> **MATERIAL PROVIDED**
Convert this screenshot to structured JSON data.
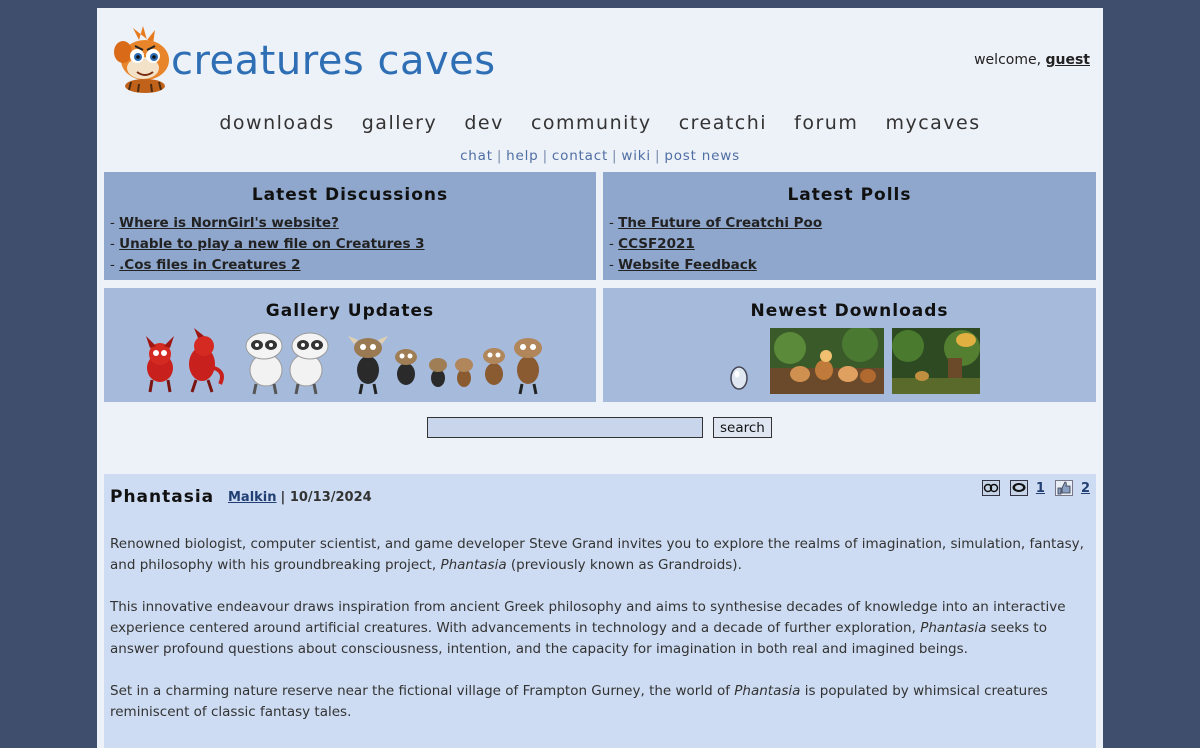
{
  "header": {
    "logo_text": "creatures caves",
    "welcome_prefix": "welcome,",
    "welcome_user": "guest"
  },
  "mainnav": [
    "downloads",
    "gallery",
    "dev",
    "community",
    "creatchi",
    "forum",
    "mycaves"
  ],
  "subnav": [
    "chat",
    "help",
    "contact",
    "wiki",
    "post news"
  ],
  "latest_discussions": {
    "title": "Latest Discussions",
    "items": [
      "Where is NornGirl's website?",
      "Unable to play a new file on Creatures 3",
      ".Cos files in Creatures 2"
    ]
  },
  "latest_polls": {
    "title": "Latest Polls",
    "items": [
      "The Future of Creatchi Poo",
      "CCSF2021",
      "Website Feedback"
    ]
  },
  "gallery_updates": {
    "title": "Gallery Updates"
  },
  "newest_downloads": {
    "title": "Newest Downloads"
  },
  "search": {
    "button_label": "search",
    "value": ""
  },
  "article": {
    "title": "Phantasia",
    "author": "Malkin",
    "date": "10/13/2024",
    "comments_count": "1",
    "likes_count": "2",
    "p1_a": "Renowned biologist, computer scientist, and game developer Steve Grand invites you to explore the realms of imagination, simulation, fantasy, and philosophy with his groundbreaking project, ",
    "p1_em": "Phantasia",
    "p1_b": " (previously known as Grandroids).",
    "p2_a": "This innovative endeavour draws inspiration from ancient Greek philosophy and aims to synthesise decades of knowledge into an interactive experience centered around artificial creatures. With advancements in technology and a decade of further exploration, ",
    "p2_em": "Phantasia",
    "p2_b": " seeks to answer profound questions about consciousness, intention, and the capacity for imagination in both real and imagined beings.",
    "p3_a": "Set in a charming nature reserve near the fictional village of Frampton Gurney, the world of ",
    "p3_em": "Phantasia",
    "p3_b": " is populated by whimsical creatures reminiscent of classic fantasy tales."
  },
  "colors": {
    "background": "#3e4e6c",
    "page": "#edf1f8",
    "box_dark": "#8fa7cc",
    "box_light": "#a6bbdc",
    "article": "#cddcf2",
    "logo": "#2e6eb5"
  }
}
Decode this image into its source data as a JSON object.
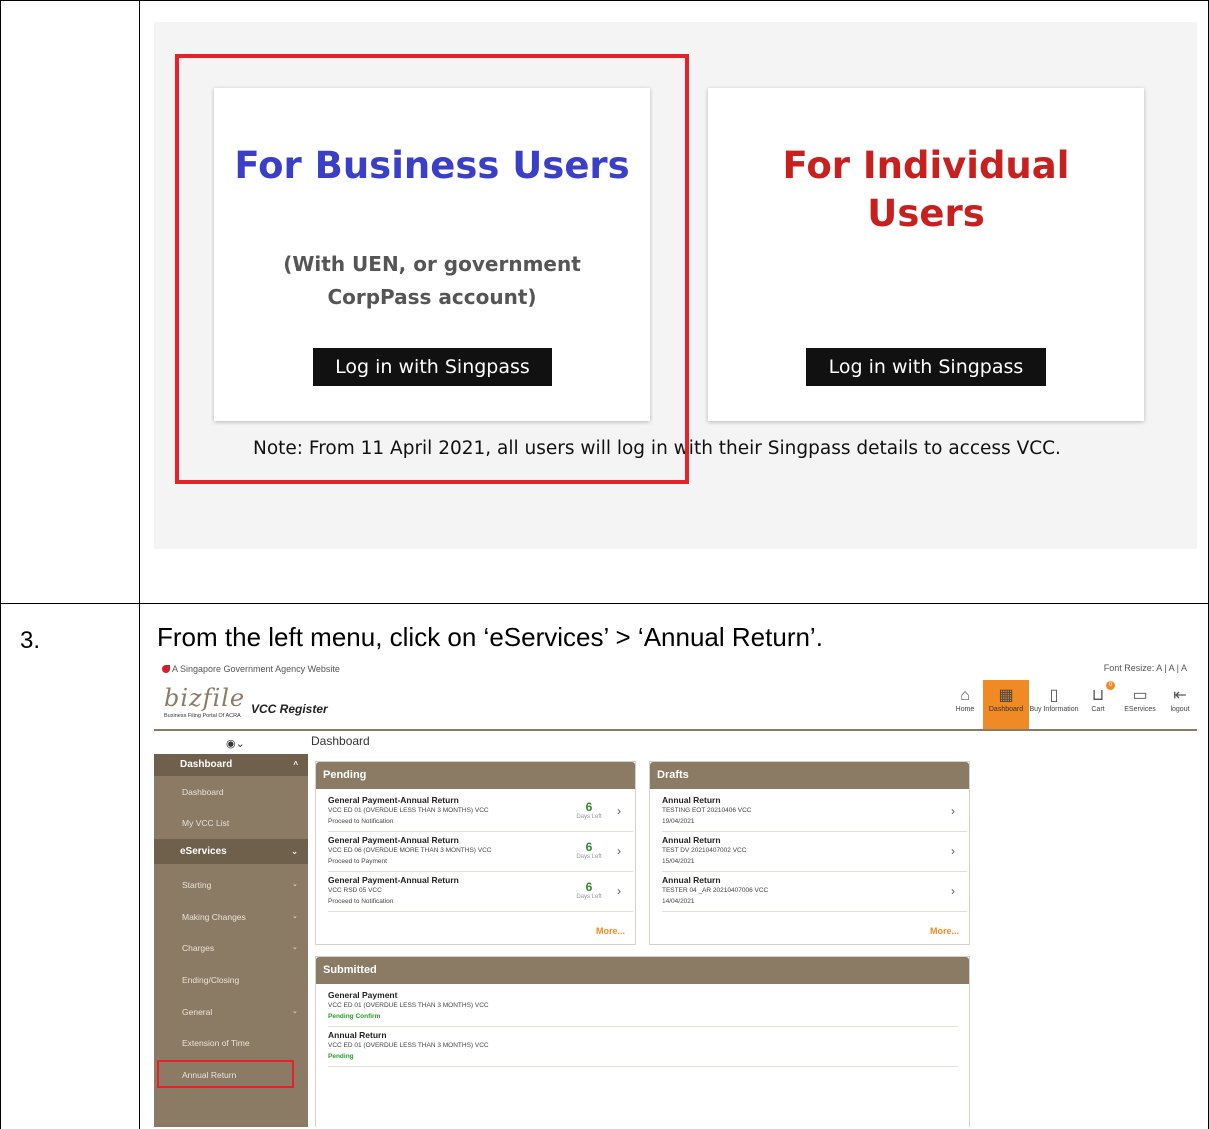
{
  "row_number": "3.",
  "instruction": "From the left menu, click on ‘eServices’ > ‘Annual Return’.",
  "login": {
    "business_title": "For Business Users",
    "business_subtitle_1": "(With UEN, or government",
    "business_subtitle_2": "CorpPass account)",
    "business_button": "Log in with Singpass",
    "individual_title_1": "For Individual",
    "individual_title_2": "Users",
    "individual_button": "Log in with Singpass",
    "note": "Note: From 11 April 2021, all users will log in with their Singpass details to access VCC.",
    "colors": {
      "business": "#3b3fc7",
      "individual": "#c8201f",
      "highlight": "#e8202a"
    }
  },
  "vcc": {
    "gov_bar": "A Singapore Government Agency Website",
    "font_resize": "Font Resize: A | A | A",
    "logo": "bizfile",
    "logo_sub": "Business Filing Portal Of ACRA",
    "app_title": "VCC Register",
    "nav": [
      {
        "label": "Home",
        "icon": "home-icon",
        "glyph": "⌂"
      },
      {
        "label": "Dashboard",
        "icon": "dashboard-icon",
        "glyph": "▦"
      },
      {
        "label": "Buy Information",
        "icon": "document-icon",
        "glyph": "▯"
      },
      {
        "label": "Cart",
        "icon": "cart-icon",
        "glyph": "⊔",
        "badge": "0"
      },
      {
        "label": "EServices",
        "icon": "file-icon",
        "glyph": "▭"
      },
      {
        "label": "logout",
        "icon": "logout-icon",
        "glyph": "⇤"
      }
    ],
    "breadcrumb": "Dashboard",
    "sidebar": {
      "dashboard_head": "Dashboard",
      "dashboard_items": [
        "Dashboard",
        "My VCC List"
      ],
      "eservices_head": "eServices",
      "eservices_items": [
        "Starting",
        "Making Changes",
        "Charges",
        "Ending/Closing",
        "General",
        "Extension of Time",
        "Annual Return"
      ]
    },
    "pending": {
      "title": "Pending",
      "items": [
        {
          "title": "General Payment-Annual Return",
          "line": "VCC ED 01 (OVERDUE LESS THAN 3 MONTHS) VCC",
          "status": "Proceed to Notification",
          "days": "6",
          "days_label": "Days Left"
        },
        {
          "title": "General Payment-Annual Return",
          "line": "VCC ED 06 (OVERDUE MORE THAN 3 MONTHS) VCC",
          "status": "Proceed to Payment",
          "days": "6",
          "days_label": "Days Left"
        },
        {
          "title": "General Payment-Annual Return",
          "line": "VCC RSD 05 VCC",
          "status": "Proceed to Notification",
          "days": "6",
          "days_label": "Days Left"
        }
      ],
      "more": "More..."
    },
    "drafts": {
      "title": "Drafts",
      "items": [
        {
          "title": "Annual Return",
          "line": "TESTING EOT 20210406 VCC",
          "status": "19/04/2021"
        },
        {
          "title": "Annual Return",
          "line": "TEST DV 20210407002 VCC",
          "status": "15/04/2021"
        },
        {
          "title": "Annual Return",
          "line": "TESTER 04 _AR 20210407006 VCC",
          "status": "14/04/2021"
        }
      ],
      "more": "More..."
    },
    "submitted": {
      "title": "Submitted",
      "items": [
        {
          "title": "General Payment",
          "line": "VCC ED 01 (OVERDUE LESS THAN 3 MONTHS) VCC",
          "status": "Pending Confirm"
        },
        {
          "title": "Annual Return",
          "line": "VCC ED 01 (OVERDUE LESS THAN 3 MONTHS) VCC",
          "status": "Pending"
        }
      ]
    }
  }
}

> **CHALLENGE**
Look through the data and show every line containing "philosophy".

> **EXERCISE RESULT**
    "p1_a": "Renowned biologist, computer scientist, and game developer Steve Grand invites you to explore the realms of imagination, simulation, fantasy, and philosophy with his groundbreaking project, ",
    "p2_a": "This innovative endeavour draws inspiration from ancient Greek philosophy and aims to synthesise decades of knowledge into an interactive experience centered around artificial creatures. With advancements in technology and a decade of further exploration, ",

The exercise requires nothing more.